## Dataset extract

________________________

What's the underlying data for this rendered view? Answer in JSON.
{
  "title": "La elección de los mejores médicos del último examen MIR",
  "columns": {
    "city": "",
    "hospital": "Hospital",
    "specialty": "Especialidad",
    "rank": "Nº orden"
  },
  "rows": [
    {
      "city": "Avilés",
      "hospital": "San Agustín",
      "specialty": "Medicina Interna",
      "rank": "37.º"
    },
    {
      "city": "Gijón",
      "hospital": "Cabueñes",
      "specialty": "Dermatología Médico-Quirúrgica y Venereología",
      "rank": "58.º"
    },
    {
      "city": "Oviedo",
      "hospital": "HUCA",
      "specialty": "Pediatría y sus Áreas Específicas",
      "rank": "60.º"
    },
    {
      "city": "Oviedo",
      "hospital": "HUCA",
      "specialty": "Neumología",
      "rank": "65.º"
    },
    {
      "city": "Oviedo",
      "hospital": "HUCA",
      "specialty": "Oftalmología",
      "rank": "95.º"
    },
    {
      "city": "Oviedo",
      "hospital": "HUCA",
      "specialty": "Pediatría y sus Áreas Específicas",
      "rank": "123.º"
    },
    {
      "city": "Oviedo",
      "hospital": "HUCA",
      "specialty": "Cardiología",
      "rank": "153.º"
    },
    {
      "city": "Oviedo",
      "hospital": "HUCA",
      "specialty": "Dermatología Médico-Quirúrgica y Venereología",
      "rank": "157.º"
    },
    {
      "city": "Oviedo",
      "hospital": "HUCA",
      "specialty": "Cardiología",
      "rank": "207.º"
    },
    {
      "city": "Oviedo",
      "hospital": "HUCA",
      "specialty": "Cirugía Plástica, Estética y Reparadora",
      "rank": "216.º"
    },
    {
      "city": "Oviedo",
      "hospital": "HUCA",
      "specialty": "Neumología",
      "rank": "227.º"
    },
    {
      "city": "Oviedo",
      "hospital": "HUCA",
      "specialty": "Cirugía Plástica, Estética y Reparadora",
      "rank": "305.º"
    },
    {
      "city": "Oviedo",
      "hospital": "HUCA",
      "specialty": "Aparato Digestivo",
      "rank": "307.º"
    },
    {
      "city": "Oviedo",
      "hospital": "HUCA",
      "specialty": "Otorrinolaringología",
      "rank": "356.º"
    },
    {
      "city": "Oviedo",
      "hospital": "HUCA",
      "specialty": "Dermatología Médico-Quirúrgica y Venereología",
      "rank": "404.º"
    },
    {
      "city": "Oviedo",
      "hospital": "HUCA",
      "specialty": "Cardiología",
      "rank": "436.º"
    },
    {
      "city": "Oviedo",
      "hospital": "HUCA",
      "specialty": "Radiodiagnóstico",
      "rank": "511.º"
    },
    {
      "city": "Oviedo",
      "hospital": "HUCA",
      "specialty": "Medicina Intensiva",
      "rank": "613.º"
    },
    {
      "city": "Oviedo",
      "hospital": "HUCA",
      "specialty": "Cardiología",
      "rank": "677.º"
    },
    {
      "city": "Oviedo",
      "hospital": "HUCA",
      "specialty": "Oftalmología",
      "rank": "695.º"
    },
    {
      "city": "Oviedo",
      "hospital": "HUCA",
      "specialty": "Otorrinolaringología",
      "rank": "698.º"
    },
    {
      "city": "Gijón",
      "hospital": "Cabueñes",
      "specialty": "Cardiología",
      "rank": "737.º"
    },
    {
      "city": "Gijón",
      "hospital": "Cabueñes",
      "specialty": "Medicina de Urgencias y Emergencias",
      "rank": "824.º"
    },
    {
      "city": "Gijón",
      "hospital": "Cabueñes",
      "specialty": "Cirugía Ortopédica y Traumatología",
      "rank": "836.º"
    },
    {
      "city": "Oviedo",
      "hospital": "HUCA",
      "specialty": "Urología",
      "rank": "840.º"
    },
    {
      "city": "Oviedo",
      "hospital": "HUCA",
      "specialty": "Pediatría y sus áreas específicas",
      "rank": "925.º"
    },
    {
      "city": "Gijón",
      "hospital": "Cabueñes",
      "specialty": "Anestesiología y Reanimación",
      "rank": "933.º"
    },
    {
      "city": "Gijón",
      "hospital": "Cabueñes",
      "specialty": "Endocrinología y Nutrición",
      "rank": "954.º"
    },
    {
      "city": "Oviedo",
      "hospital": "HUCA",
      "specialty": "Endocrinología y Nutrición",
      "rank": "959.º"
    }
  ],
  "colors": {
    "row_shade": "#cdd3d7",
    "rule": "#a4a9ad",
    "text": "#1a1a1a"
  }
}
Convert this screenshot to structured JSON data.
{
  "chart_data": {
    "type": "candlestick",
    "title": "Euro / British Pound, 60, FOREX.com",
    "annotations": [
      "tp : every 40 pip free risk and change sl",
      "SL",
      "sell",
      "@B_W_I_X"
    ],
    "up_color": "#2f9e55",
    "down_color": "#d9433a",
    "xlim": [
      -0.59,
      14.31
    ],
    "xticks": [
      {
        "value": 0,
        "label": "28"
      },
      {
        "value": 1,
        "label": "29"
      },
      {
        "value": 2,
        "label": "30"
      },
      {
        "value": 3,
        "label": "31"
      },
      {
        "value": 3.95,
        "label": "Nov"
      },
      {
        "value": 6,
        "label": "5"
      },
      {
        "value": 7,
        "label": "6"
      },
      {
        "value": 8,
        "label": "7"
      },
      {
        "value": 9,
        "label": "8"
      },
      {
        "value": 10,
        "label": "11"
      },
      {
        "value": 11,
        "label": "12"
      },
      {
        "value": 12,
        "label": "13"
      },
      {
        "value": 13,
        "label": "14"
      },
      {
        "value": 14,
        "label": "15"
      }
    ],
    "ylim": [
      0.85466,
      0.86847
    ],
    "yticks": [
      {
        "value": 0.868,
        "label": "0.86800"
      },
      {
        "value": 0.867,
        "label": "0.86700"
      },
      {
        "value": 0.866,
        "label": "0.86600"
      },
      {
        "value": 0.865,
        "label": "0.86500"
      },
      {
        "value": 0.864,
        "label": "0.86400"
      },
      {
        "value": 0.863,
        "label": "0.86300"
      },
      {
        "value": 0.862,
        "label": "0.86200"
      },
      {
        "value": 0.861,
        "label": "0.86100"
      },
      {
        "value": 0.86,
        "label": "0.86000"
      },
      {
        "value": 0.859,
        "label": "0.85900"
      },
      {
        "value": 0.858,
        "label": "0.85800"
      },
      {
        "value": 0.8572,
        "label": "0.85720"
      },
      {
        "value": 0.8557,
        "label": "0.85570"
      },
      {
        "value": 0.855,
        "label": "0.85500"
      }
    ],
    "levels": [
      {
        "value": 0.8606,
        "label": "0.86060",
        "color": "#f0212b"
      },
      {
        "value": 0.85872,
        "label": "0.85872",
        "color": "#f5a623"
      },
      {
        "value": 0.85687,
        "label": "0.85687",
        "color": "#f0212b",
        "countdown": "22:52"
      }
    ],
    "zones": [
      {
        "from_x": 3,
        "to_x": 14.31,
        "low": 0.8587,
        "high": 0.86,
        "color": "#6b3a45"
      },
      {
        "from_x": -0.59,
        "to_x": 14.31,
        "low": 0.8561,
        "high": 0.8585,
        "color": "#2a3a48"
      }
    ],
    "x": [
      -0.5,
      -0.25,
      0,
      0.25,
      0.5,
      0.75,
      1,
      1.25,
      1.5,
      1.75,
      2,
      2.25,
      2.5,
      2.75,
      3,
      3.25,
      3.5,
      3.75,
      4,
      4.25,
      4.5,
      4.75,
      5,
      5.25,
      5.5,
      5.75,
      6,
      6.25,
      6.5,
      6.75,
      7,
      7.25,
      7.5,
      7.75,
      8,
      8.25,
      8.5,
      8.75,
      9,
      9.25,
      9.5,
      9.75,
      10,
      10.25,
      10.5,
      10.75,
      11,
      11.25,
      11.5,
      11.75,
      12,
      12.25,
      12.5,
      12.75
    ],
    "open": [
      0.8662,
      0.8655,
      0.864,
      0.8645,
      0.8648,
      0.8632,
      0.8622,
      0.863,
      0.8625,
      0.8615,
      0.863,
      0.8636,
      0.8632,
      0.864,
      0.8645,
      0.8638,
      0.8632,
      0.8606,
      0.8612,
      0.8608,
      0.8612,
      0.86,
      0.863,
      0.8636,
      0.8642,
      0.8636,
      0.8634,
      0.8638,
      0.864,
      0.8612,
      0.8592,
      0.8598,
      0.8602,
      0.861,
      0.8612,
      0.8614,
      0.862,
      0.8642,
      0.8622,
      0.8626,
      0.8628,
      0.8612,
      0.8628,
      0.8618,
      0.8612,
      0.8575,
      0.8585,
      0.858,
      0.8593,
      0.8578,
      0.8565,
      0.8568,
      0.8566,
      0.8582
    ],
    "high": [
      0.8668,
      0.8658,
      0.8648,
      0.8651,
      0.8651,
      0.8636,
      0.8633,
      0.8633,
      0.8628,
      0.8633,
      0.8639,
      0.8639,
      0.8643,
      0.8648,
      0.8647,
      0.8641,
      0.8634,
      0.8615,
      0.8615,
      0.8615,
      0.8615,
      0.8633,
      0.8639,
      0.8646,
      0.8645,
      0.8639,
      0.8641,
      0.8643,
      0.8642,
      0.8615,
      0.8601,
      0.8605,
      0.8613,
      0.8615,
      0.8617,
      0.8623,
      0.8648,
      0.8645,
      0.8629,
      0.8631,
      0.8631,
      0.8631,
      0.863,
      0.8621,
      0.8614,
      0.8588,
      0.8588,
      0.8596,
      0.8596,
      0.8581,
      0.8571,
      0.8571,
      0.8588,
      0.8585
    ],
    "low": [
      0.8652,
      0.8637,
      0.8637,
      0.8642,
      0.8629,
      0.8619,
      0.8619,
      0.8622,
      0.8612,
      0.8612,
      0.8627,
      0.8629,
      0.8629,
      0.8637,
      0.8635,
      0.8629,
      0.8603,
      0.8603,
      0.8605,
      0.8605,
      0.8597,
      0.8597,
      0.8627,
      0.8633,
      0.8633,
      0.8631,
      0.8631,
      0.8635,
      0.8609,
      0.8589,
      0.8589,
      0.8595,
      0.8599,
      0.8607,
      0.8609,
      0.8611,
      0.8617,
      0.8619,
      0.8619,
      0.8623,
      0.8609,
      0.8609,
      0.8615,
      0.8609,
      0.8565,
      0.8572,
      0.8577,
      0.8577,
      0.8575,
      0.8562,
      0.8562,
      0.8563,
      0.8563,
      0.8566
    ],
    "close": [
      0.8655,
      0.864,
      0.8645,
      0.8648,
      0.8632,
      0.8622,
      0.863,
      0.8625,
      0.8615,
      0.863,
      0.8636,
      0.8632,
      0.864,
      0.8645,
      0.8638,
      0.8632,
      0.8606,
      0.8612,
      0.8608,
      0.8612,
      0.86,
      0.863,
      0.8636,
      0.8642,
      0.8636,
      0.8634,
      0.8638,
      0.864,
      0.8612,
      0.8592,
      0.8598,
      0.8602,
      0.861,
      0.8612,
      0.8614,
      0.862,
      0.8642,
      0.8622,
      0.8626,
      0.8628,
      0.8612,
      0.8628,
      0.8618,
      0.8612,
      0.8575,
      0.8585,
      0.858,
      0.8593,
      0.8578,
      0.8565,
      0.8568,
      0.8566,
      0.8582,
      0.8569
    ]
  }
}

________________________

## Written exercise
Take every line from the data that contains the word "title".

## Written response
  "title": "La elección de los mejores médicos del último examen MIR",
    "title": "Euro / British Pound, 60, FOREX.com",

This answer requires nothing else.